- _What you have to do_
Check every line of the entries below for the word "visible", and copy the ones that have it.

***

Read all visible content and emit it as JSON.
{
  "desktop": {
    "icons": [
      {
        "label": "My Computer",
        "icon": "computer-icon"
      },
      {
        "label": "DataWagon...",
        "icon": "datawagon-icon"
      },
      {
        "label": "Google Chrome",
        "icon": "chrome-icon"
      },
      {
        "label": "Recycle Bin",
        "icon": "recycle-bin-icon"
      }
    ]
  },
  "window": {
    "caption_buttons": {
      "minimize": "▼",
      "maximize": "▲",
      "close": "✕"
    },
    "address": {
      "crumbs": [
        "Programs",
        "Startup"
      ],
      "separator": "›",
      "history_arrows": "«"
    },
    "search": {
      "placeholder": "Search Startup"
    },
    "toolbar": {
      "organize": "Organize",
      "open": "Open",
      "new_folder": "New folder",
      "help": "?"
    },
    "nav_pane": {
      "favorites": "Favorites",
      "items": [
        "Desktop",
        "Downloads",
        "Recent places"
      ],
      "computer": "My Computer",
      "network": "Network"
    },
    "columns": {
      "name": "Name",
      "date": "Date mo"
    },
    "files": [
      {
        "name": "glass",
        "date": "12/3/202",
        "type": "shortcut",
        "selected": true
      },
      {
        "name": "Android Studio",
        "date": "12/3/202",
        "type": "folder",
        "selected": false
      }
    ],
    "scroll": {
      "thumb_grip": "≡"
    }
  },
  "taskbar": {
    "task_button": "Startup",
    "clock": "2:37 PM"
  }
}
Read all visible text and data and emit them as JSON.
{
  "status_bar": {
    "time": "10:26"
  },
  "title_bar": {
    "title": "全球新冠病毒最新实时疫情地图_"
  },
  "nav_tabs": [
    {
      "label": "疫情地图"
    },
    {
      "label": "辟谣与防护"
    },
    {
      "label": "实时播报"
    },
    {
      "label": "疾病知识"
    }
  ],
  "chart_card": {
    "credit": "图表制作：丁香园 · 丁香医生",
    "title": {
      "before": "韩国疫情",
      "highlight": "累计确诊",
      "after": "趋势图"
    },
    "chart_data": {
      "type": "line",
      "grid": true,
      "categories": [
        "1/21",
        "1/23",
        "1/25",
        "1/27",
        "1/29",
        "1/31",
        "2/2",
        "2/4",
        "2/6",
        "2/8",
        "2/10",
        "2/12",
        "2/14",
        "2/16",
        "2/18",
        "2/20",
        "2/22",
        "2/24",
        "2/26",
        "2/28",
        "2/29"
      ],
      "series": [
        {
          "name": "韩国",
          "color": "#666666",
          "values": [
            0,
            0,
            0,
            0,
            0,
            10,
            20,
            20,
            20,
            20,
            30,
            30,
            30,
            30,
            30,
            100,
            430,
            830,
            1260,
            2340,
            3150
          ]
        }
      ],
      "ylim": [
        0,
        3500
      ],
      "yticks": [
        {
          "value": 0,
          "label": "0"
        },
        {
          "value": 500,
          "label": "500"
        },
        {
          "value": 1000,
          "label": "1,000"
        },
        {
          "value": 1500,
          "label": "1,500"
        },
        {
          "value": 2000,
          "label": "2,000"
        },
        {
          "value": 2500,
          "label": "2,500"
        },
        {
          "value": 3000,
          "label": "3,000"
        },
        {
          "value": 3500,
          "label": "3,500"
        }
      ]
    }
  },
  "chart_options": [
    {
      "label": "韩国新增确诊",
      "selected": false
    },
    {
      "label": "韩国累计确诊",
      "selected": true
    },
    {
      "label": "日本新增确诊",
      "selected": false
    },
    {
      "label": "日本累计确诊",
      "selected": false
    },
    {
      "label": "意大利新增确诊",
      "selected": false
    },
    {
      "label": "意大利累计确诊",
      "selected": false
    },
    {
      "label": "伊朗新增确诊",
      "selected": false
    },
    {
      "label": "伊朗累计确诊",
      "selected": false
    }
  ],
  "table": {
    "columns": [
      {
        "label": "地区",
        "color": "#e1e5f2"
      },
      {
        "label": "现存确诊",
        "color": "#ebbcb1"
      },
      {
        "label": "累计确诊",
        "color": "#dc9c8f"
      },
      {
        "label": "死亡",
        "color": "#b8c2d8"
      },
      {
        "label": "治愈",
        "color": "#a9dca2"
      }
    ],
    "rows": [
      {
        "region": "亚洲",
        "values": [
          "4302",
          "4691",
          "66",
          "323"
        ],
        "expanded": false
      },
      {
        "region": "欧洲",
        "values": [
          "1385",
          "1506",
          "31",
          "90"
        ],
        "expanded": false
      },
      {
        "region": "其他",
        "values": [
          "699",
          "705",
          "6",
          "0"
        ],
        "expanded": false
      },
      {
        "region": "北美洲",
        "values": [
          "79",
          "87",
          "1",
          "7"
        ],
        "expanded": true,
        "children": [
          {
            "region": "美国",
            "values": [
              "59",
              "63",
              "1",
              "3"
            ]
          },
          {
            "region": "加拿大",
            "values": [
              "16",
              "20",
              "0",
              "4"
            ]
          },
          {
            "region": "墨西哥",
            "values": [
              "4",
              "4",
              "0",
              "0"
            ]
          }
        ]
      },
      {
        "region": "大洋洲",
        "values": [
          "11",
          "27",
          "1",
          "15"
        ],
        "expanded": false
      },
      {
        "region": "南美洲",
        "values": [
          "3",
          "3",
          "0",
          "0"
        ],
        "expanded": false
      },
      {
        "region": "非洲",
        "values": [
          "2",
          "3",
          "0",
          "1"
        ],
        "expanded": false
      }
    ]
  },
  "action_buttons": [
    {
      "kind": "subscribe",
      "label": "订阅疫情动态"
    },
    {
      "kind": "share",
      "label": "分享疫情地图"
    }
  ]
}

***

- _Solved exercise_
Read all visible content and emit it as JSON.
Read all visible text and data and emit them as JSON.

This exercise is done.